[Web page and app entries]
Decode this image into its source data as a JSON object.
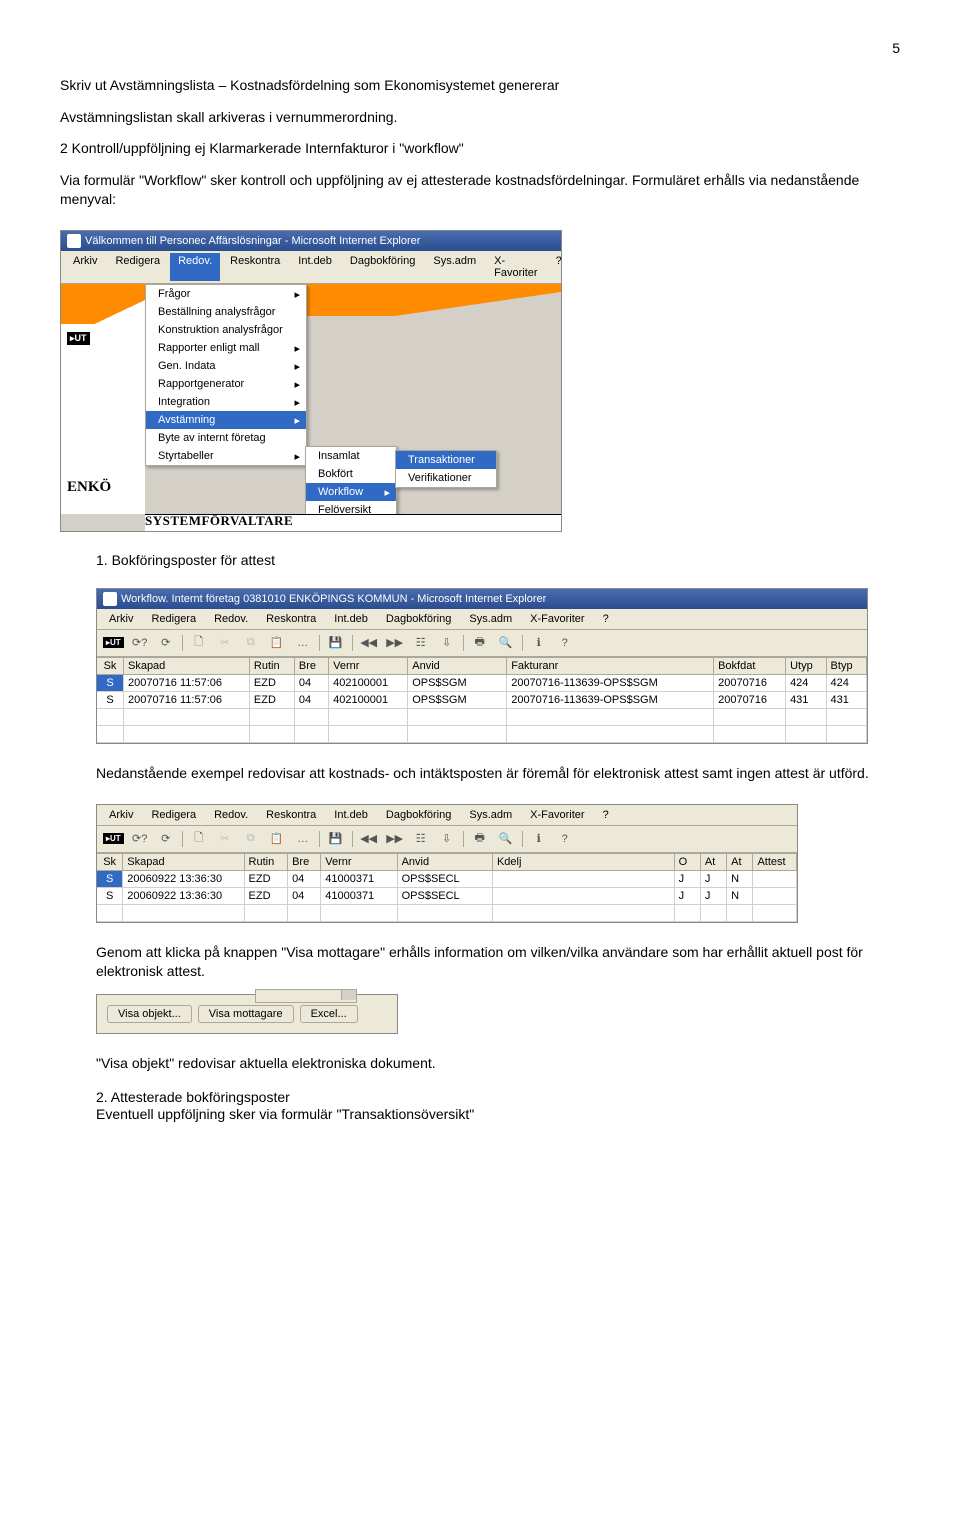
{
  "page_number": "5",
  "p1": "Skriv ut Avstämningslista – Kostnadsfördelning som Ekonomisystemet genererar",
  "p2": "Avstämningslistan skall arkiveras i vernummerordning.",
  "p3": "2 Kontroll/uppföljning ej Klarmarkerade Internfakturor i \"workflow\"",
  "p4": "Via formulär \"Workflow\" sker kontroll och uppföljning av ej attesterade kostnadsfördelningar. Formuläret erhålls via nedanstående menyval:",
  "ss1": {
    "title": "Välkommen till Personec Affärslösningar - Microsoft Internet Explorer",
    "menubar": [
      "Arkiv",
      "Redigera",
      "Redov.",
      "Reskontra",
      "Int.deb",
      "Dagbokföring",
      "Sys.adm",
      "X-Favoriter",
      "?"
    ],
    "menu1": [
      "Frågor",
      "Beställning analysfrågor",
      "Konstruktion analysfrågor",
      "Rapporter enligt mall",
      "Gen. Indata",
      "Rapportgenerator",
      "Integration",
      "Avstämning",
      "Byte av internt företag",
      "Styrtabeller"
    ],
    "menu2": [
      "Insamlat",
      "Bokfört",
      "Workflow",
      "Felöversikt"
    ],
    "menu3": [
      "Transaktioner",
      "Verifikationer"
    ],
    "enk": "ENKÖ",
    "sys": "SYSTEMFÖRVALTARE"
  },
  "item1": "1. Bokföringsposter för attest",
  "ss2": {
    "title": "Workflow. Internt företag 0381010 ENKÖPINGS KOMMUN - Microsoft Internet Explorer",
    "menubar": [
      "Arkiv",
      "Redigera",
      "Redov.",
      "Reskontra",
      "Int.deb",
      "Dagbokföring",
      "Sys.adm",
      "X-Favoriter",
      "?"
    ],
    "headers": [
      "Sk",
      "Skapad",
      "Rutin",
      "Bre",
      "Vernr",
      "Anvid",
      "Fakturanr",
      "Bokfdat",
      "Utyp",
      "Btyp"
    ],
    "rows": [
      [
        "S",
        "20070716 11:57:06",
        "EZD",
        "04",
        "402100001",
        "OPS$SGM",
        "20070716-113639-OPS$SGM",
        "20070716",
        "424",
        "424"
      ],
      [
        "S",
        "20070716 11:57:06",
        "EZD",
        "04",
        "402100001",
        "OPS$SGM",
        "20070716-113639-OPS$SGM",
        "20070716",
        "431",
        "431"
      ]
    ]
  },
  "p5": "Nedanstående exempel redovisar att kostnads- och intäktsposten är föremål för elektronisk attest samt ingen attest är utförd.",
  "ss3": {
    "menubar": [
      "Arkiv",
      "Redigera",
      "Redov.",
      "Reskontra",
      "Int.deb",
      "Dagbokföring",
      "Sys.adm",
      "X-Favoriter",
      "?"
    ],
    "headers": [
      "Sk",
      "Skapad",
      "Rutin",
      "Bre",
      "Vernr",
      "Anvid",
      "Kdelj",
      "O",
      "At",
      "At",
      "Attest"
    ],
    "rows": [
      [
        "S",
        "20060922 13:36:30",
        "EZD",
        "04",
        "41000371",
        "OPS$SECL",
        "",
        "J",
        "J",
        "N",
        ""
      ],
      [
        "S",
        "20060922 13:36:30",
        "EZD",
        "04",
        "41000371",
        "OPS$SECL",
        "",
        "J",
        "J",
        "N",
        ""
      ]
    ]
  },
  "p6": "Genom att klicka på knappen \"Visa mottagare\" erhålls information om vilken/vilka användare som har erhållit aktuell post för elektronisk attest.",
  "ss4": {
    "btn1": "Visa objekt...",
    "btn2": "Visa mottagare",
    "btn3": "Excel..."
  },
  "p7": "\"Visa objekt\" redovisar aktuella elektroniska dokument.",
  "item2": "2. Attesterade bokföringsposter",
  "p8": "Eventuell uppföljning sker via formulär \"Transaktionsöversikt\""
}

Task objective:
Could you restate every record above word for word, dropping the pictures?

Solution to the exercise:
Decode this image into its source data as a JSON object.
{
  "page_number": "5",
  "p1": "Skriv ut Avstämningslista – Kostnadsfördelning som Ekonomisystemet genererar",
  "p2": "Avstämningslistan skall arkiveras i vernummerordning.",
  "p3": "2 Kontroll/uppföljning ej Klarmarkerade Internfakturor i \"workflow\"",
  "p4": "Via formulär \"Workflow\" sker kontroll och uppföljning av ej attesterade kostnadsfördelningar. Formuläret erhålls via nedanstående menyval:",
  "ss1": {
    "title": "Välkommen till Personec Affärslösningar - Microsoft Internet Explorer",
    "menubar": [
      "Arkiv",
      "Redigera",
      "Redov.",
      "Reskontra",
      "Int.deb",
      "Dagbokföring",
      "Sys.adm",
      "X-Favoriter",
      "?"
    ],
    "menu1": [
      "Frågor",
      "Beställning analysfrågor",
      "Konstruktion analysfrågor",
      "Rapporter enligt mall",
      "Gen. Indata",
      "Rapportgenerator",
      "Integration",
      "Avstämning",
      "Byte av internt företag",
      "Styrtabeller"
    ],
    "menu2": [
      "Insamlat",
      "Bokfört",
      "Workflow",
      "Felöversikt"
    ],
    "menu3": [
      "Transaktioner",
      "Verifikationer"
    ],
    "enk": "ENKÖ",
    "sys": "SYSTEMFÖRVALTARE"
  },
  "item1": "1. Bokföringsposter för attest",
  "ss2": {
    "title": "Workflow. Internt företag 0381010 ENKÖPINGS KOMMUN - Microsoft Internet Explorer",
    "menubar": [
      "Arkiv",
      "Redigera",
      "Redov.",
      "Reskontra",
      "Int.deb",
      "Dagbokföring",
      "Sys.adm",
      "X-Favoriter",
      "?"
    ],
    "headers": [
      "Sk",
      "Skapad",
      "Rutin",
      "Bre",
      "Vernr",
      "Anvid",
      "Fakturanr",
      "Bokfdat",
      "Utyp",
      "Btyp"
    ],
    "rows": [
      [
        "S",
        "20070716 11:57:06",
        "EZD",
        "04",
        "402100001",
        "OPS$SGM",
        "20070716-113639-OPS$SGM",
        "20070716",
        "424",
        "424"
      ],
      [
        "S",
        "20070716 11:57:06",
        "EZD",
        "04",
        "402100001",
        "OPS$SGM",
        "20070716-113639-OPS$SGM",
        "20070716",
        "431",
        "431"
      ]
    ]
  },
  "p5": "Nedanstående exempel redovisar att kostnads- och intäktsposten är föremål för elektronisk attest samt ingen attest är utförd.",
  "ss3": {
    "menubar": [
      "Arkiv",
      "Redigera",
      "Redov.",
      "Reskontra",
      "Int.deb",
      "Dagbokföring",
      "Sys.adm",
      "X-Favoriter",
      "?"
    ],
    "headers": [
      "Sk",
      "Skapad",
      "Rutin",
      "Bre",
      "Vernr",
      "Anvid",
      "Kdelj",
      "O",
      "At",
      "At",
      "Attest"
    ],
    "rows": [
      [
        "S",
        "20060922 13:36:30",
        "EZD",
        "04",
        "41000371",
        "OPS$SECL",
        "",
        "J",
        "J",
        "N",
        ""
      ],
      [
        "S",
        "20060922 13:36:30",
        "EZD",
        "04",
        "41000371",
        "OPS$SECL",
        "",
        "J",
        "J",
        "N",
        ""
      ]
    ]
  },
  "p6": "Genom att klicka på knappen \"Visa mottagare\" erhålls information om vilken/vilka användare som har erhållit aktuell post för elektronisk attest.",
  "ss4": {
    "btn1": "Visa objekt...",
    "btn2": "Visa mottagare",
    "btn3": "Excel..."
  },
  "p7": "\"Visa objekt\" redovisar aktuella elektroniska dokument.",
  "item2": "2. Attesterade bokföringsposter",
  "p8": "Eventuell uppföljning sker via formulär \"Transaktionsöversikt\""
}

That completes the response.